→ SOURCE EXTRACT

+ + + +

Police said at least 10 of the youngsters, attending a camp run by the governing Labour Party, were killed in Friday's attack, shortly after a blast in the capital Oslo killed seven people in Western Europe's worst bombing since 2005.

"I just saw people jumping into the water, about 50 people swimming toward the shore. People were crying, shaking, they were terrified," said Anita Lien, 42, who lives by Tyrifjord lake, a few hundred meters (yards) from Utoeya island, northwest of Oslo.

"They were so young, between 14 and 19 years old," she said.

Utoeya is an island about 500 meters long, clad with pine trees. Lien said the shooting sounded like automatic gunfire.

A camp guard, Simen Braenden Mortensen, said that the gunman had tricked his way onto the island by posing as a policeman driving a silver grey car.
id,
"He gets out of the car and shows ID, says he's sent there to check security, that that is purely routine in connection with the terror attack (in Oslo)," Mortensen told the daily Verdens Gang.

"It all looks fine, and a boat is called and it carries him over to Utoeya. A few minutes passed, then we heard shots," he said.

A teenaged boy who witnessed the attack from the mainland told Britain's Sky Television: "We heard people screaming, it was horrible...Some were waving at us from the island."

Police said they had found undetonated explosives on the island. They said the gunman, whom they described as ethnic Norwegian, may also have been involved in planting the bomb in Oslo.

Early on Saturday, an ambulance left the lake area, with a body lying on a stretcher inside. Cars with distraught relatives were heading to a nearby hotel hoping to meet loved ones evacuated from the island.

Police and dogs were still searching the island and lake overnight from boats and helicopters, with ambulances on standby. Searchlights slowly swept the water in the dark.

People living by the lake got into boats to try to evacuate people from the water. "I used my boat to ferry a lot of people from the island, I saw many wounded people," said a local man who said he lived in a white house by the lake.

+ + + +

→ HOW TO COMPLETE THIS TASK
Return the stretch of the Utoeya shooting report from "A teenaged boy" through "in the dark.", copied word for word. The records are separate material with no connection to the Utoeya shooting report.

+ + + +

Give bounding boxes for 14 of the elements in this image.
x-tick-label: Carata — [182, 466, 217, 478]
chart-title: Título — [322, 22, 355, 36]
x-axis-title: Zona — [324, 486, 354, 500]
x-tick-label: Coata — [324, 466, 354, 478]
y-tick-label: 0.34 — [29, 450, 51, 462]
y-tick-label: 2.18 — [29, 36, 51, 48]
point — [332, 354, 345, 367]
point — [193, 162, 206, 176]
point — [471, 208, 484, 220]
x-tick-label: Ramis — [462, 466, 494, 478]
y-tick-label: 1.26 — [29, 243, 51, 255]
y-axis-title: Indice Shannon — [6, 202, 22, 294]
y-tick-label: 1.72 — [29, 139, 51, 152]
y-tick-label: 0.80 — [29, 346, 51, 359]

+ + + +

→ WRITTEN ANSWER
A teenaged boy who witnessed the attack from the mainland told Britain's Sky Television: "We heard people screaming, it was horrible...Some were waving at us from the island."

Police said they had found undetonated explosives on the island. They said the gunman, whom they described as ethnic Norwegian, may also have been involved in planting the bomb in Oslo.

Early on Saturday, an ambulance left the lake area, with a body lying on a stretcher inside. Cars with distraught relatives were heading to a nearby hotel hoping to meet loved ones evacuated from the island.

Police and dogs were still searching the island and lake overnight from boats and helicopters, with ambulances on standby. Searchlights slowly swept the water in the dark.